Figure contents as structured data:
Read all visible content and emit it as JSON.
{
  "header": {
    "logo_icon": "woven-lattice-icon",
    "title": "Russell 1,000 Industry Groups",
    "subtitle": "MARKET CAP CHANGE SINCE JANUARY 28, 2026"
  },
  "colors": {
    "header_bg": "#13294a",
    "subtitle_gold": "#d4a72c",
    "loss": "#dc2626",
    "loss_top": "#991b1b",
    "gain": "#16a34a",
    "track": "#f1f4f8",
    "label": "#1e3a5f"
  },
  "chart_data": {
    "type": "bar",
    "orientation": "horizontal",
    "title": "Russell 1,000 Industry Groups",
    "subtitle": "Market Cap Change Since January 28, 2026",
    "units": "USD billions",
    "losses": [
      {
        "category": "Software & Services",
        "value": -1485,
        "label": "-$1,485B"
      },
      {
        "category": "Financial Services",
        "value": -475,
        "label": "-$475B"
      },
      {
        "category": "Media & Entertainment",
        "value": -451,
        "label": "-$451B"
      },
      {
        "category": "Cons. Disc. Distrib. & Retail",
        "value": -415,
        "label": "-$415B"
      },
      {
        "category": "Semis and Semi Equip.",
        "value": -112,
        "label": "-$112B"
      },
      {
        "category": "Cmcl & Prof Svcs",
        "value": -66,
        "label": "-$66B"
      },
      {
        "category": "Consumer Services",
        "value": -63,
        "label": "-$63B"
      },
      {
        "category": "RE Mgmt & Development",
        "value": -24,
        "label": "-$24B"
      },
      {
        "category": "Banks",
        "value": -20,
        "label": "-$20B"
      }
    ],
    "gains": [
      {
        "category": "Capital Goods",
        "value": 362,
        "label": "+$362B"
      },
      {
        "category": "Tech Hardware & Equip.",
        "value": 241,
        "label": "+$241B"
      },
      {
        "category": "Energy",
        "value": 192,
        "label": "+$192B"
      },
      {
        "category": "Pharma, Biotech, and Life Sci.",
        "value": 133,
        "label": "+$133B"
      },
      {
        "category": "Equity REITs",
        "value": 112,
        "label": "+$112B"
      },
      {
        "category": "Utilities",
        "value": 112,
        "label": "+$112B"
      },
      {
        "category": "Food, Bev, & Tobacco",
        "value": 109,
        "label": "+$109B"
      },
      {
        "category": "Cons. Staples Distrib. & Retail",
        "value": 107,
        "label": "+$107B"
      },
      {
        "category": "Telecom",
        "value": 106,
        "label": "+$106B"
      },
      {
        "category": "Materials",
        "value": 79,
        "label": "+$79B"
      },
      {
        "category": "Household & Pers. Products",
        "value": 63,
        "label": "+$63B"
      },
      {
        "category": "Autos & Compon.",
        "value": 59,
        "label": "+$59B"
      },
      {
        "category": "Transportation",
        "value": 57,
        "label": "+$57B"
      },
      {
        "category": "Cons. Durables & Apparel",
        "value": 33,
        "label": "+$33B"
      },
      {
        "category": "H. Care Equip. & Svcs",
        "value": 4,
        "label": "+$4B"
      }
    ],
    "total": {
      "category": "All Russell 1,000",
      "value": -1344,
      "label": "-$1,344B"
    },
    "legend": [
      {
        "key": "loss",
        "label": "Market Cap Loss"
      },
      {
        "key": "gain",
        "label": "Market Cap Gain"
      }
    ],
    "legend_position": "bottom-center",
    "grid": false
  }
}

* _Problem statement_: Without omitting anything, output the entries exactly.

* _Result_:
Read all visible content and emit it as JSON.
{
  "header": {
    "logo_icon": "woven-lattice-icon",
    "title": "Russell 1,000 Industry Groups",
    "subtitle": "MARKET CAP CHANGE SINCE JANUARY 28, 2026"
  },
  "colors": {
    "header_bg": "#13294a",
    "subtitle_gold": "#d4a72c",
    "loss": "#dc2626",
    "loss_top": "#991b1b",
    "gain": "#16a34a",
    "track": "#f1f4f8",
    "label": "#1e3a5f"
  },
  "chart_data": {
    "type": "bar",
    "orientation": "horizontal",
    "title": "Russell 1,000 Industry Groups",
    "subtitle": "Market Cap Change Since January 28, 2026",
    "units": "USD billions",
    "losses": [
      {
        "category": "Software & Services",
        "value": -1485,
        "label": "-$1,485B"
      },
      {
        "category": "Financial Services",
        "value": -475,
        "label": "-$475B"
      },
      {
        "category": "Media & Entertainment",
        "value": -451,
        "label": "-$451B"
      },
      {
        "category": "Cons. Disc. Distrib. & Retail",
        "value": -415,
        "label": "-$415B"
      },
      {
        "category": "Semis and Semi Equip.",
        "value": -112,
        "label": "-$112B"
      },
      {
        "category": "Cmcl & Prof Svcs",
        "value": -66,
        "label": "-$66B"
      },
      {
        "category": "Consumer Services",
        "value": -63,
        "label": "-$63B"
      },
      {
        "category": "RE Mgmt & Development",
        "value": -24,
        "label": "-$24B"
      },
      {
        "category": "Banks",
        "value": -20,
        "label": "-$20B"
      }
    ],
    "gains": [
      {
        "category": "Capital Goods",
        "value": 362,
        "label": "+$362B"
      },
      {
        "category": "Tech Hardware & Equip.",
        "value": 241,
        "label": "+$241B"
      },
      {
        "category": "Energy",
        "value": 192,
        "label": "+$192B"
      },
      {
        "category": "Pharma, Biotech, and Life Sci.",
        "value": 133,
        "label": "+$133B"
      },
      {
        "category": "Equity REITs",
        "value": 112,
        "label": "+$112B"
      },
      {
        "category": "Utilities",
        "value": 112,
        "label": "+$112B"
      },
      {
        "category": "Food, Bev, & Tobacco",
        "value": 109,
        "label": "+$109B"
      },
      {
        "category": "Cons. Staples Distrib. & Retail",
        "value": 107,
        "label": "+$107B"
      },
      {
        "category": "Telecom",
        "value": 106,
        "label": "+$106B"
      },
      {
        "category": "Materials",
        "value": 79,
        "label": "+$79B"
      },
      {
        "category": "Household & Pers. Products",
        "value": 63,
        "label": "+$63B"
      },
      {
        "category": "Autos & Compon.",
        "value": 59,
        "label": "+$59B"
      },
      {
        "category": "Transportation",
        "value": 57,
        "label": "+$57B"
      },
      {
        "category": "Cons. Durables & Apparel",
        "value": 33,
        "label": "+$33B"
      },
      {
        "category": "H. Care Equip. & Svcs",
        "value": 4,
        "label": "+$4B"
      }
    ],
    "total": {
      "category": "All Russell 1,000",
      "value": -1344,
      "label": "-$1,344B"
    },
    "legend": [
      {
        "key": "loss",
        "label": "Market Cap Loss"
      },
      {
        "key": "gain",
        "label": "Market Cap Gain"
      }
    ],
    "legend_position": "bottom-center",
    "grid": false
  }
}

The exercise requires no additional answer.